▶ _TASK INSTRUCTIONS_
Print all of the entries exactly, minus the pictures.

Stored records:

################

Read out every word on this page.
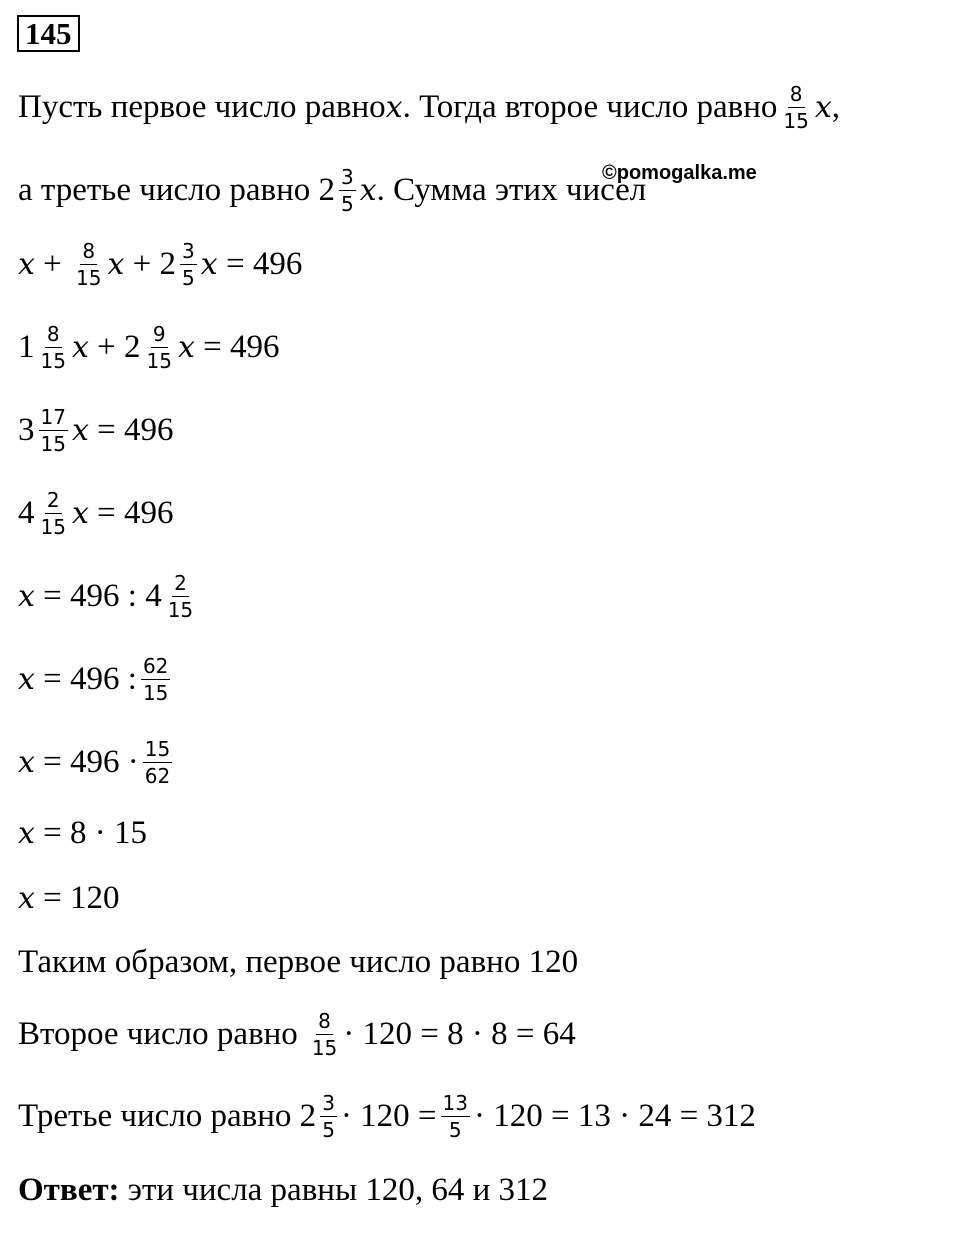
145
Пусть первое число равно x . Тогда второе число равно $\frac{8}{15}$ x ,
а третье число равно $2 \frac{3}{5}$ x . Сумма этих чисел
©pomogalka.me
$x + \frac{8}{15}$ $x + 2 \frac{3}{5}$ x = 496
$1 \frac{8}{15}$ $x + 2 \frac{9}{15}$ x = 496
$3 \frac{17}{15}$ x = 496
$4 \frac{2}{15}$ x = 496
x = 496 : $4 \frac{2}{15}$
x = 496 : $\frac{62}{15}$
$x = 496 \cdot \frac{15}{62}$
x = 8 · 15
x = 120
Таким образом, первое число равно 120
Второе число равно $\frac{8}{15} \cdot 120 = 8 \cdot 8 = 64$
Третье число равно $2 \frac{3}{5} \cdot 120 = \frac{13}{5} \cdot 120 = 13 \cdot 24 = 312$
Ответ: эти числа равны 120, 64 и 312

################

▶ _EXERCISE RESULT_
Read out every word on this page.
145
Пусть первое число равно x . Тогда второе число равно $\frac{8}{15}$ x ,
а третье число равно $2 \frac{3}{5}$ x . Сумма этих чисел
©pomogalka.me
$x + \frac{8}{15}$ $x + 2 \frac{3}{5}$ x = 496
$1 \frac{8}{15}$ $x + 2 \frac{9}{15}$ x = 496
$3 \frac{17}{15}$ x = 496
$4 \frac{2}{15}$ x = 496
x = 496 : $4 \frac{2}{15}$
x = 496 : $\frac{62}{15}$
$x = 496 \cdot \frac{15}{62}$
x = 8 · 15
x = 120
Таким образом, первое число равно 120
Второе число равно $\frac{8}{15} \cdot 120 = 8 \cdot 8 = 64$
Третье число равно $2 \frac{3}{5} \cdot 120 = \frac{13}{5} \cdot 120 = 13 \cdot 24 = 312$
Ответ: эти числа равны 120, 64 и 312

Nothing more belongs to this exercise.